((
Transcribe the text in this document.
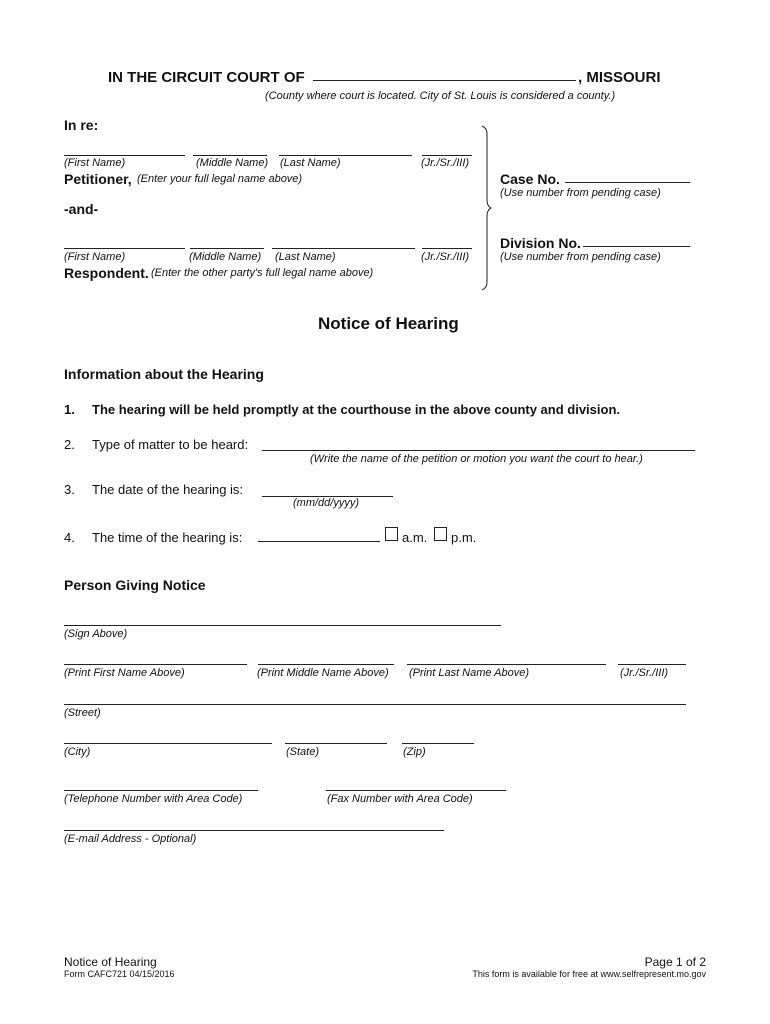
IN THE CIRCUIT COURT OF	, MISSOURI
(County where court is located. City of St. Louis is considered a county.)
In re:
(First Name)	(Middle Name) (Last Name)	(Jr./Sr./III)
Petitioner, (Enter your full legal name above)
-and-
(First Name)	(Middle Name) (Last Name)	(Jr./Sr./III)
Respondent. (Enter the other party's full legal name above)
Case No.
(Use number from pending case)
Division No.
(Use number from pending case)
Notice of Hearing
Information about the Hearing
1. The hearing will be held promptly at the courthouse in the above county and division.
2. Type of matter to be heard:
(Write the name of the petition or motion you want the court to hear.)
3. The date of the hearing is:
(mm/dd/yyyy)
4. The time of the hearing is:	a.m. p.m.
Person Giving Notice
(Sign Above)
(Print First Name Above)	(Print Middle Name Above) (Print Last Name Above)	(Jr./Sr./III)
(Street)
(City)	(State)	(Zip)
(Telephone Number with Area Code)	(Fax Number with Area Code)
(E-mail Address - Optional)
Notice of Hearing
Form CAFC721 04/15/2016
Page 1 of 2
This form is available for free at www.selfrepresent.mo.gov
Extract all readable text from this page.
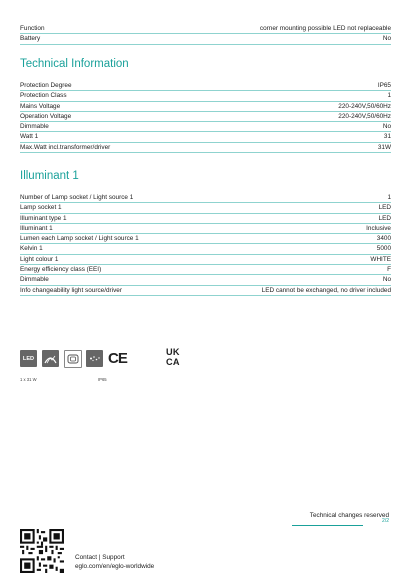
Function	corner mounting possible LED not replaceable
Battery	No
Technical Information
Protection Degree	IP65
Protection Class	1
Mains Voltage	220-240V,50/60Hz
Operation Voltage	220-240V,50/60Hz
Dimmable	No
Watt 1	31
Max.Watt incl.transformer/driver	31W
Illuminant 1
Number of Lamp socket / Light source 1	1
Lamp socket 1	LED
Illuminant type 1	LED
Illuminant 1	Inclusive
Lumen each Lamp socket / Light source 1	3400
Kelvin 1	5000
Light colour 1	WHITE
Energy efficiency class (EEI)	F
Dimmable	No
Info changeability light source/driver	LED cannot be exchanged, no driver included
LED
1 x 31 W	IP65
CE	UK
CA
Technical changes reserved
2/2
Contact | Support
eglo.com/en/eglo-worldwide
))
PROBLEM DESCRIPTION: Quote every line word for word and keep the images out of the copy.

TASK OUTPUT:
Transcribe the text in this document.
IN THE CIRCUIT COURT OF	, MISSOURI
(County where court is located. City of St. Louis is considered a county.)
In re:
(First Name)	(Middle Name) (Last Name)	(Jr./Sr./III)
Petitioner, (Enter your full legal name above)
-and-
(First Name)	(Middle Name) (Last Name)	(Jr./Sr./III)
Respondent. (Enter the other party's full legal name above)
Case No.
(Use number from pending case)
Division No.
(Use number from pending case)
Notice of Hearing
Information about the Hearing
1. The hearing will be held promptly at the courthouse in the above county and division.
2. Type of matter to be heard:
(Write the name of the petition or motion you want the court to hear.)
3. The date of the hearing is:
(mm/dd/yyyy)
4. The time of the hearing is:	a.m. p.m.
Person Giving Notice
(Sign Above)
(Print First Name Above)	(Print Middle Name Above) (Print Last Name Above)	(Jr./Sr./III)
(Street)
(City)	(State)	(Zip)
(Telephone Number with Area Code)	(Fax Number with Area Code)
(E-mail Address - Optional)
Notice of Hearing
Form CAFC721 04/15/2016
Page 1 of 2
This form is available for free at www.selfrepresent.mo.gov
Extract all readable text from this page.
Function	corner mounting possible LED not replaceable
Battery	No
Technical Information
Protection Degree	IP65
Protection Class	1
Mains Voltage	220-240V,50/60Hz
Operation Voltage	220-240V,50/60Hz
Dimmable	No
Watt 1	31
Max.Watt incl.transformer/driver	31W
Illuminant 1
Number of Lamp socket / Light source 1	1
Lamp socket 1	LED
Illuminant type 1	LED
Illuminant 1	Inclusive
Lumen each Lamp socket / Light source 1	3400
Kelvin 1	5000
Light colour 1	WHITE
Energy efficiency class (EEI)	F
Dimmable	No
Info changeability light source/driver	LED cannot be exchanged, no driver included
LED
1 x 31 W	IP65
CE	UK
CA
Technical changes reserved
2/2
Contact | Support
eglo.com/en/eglo-worldwide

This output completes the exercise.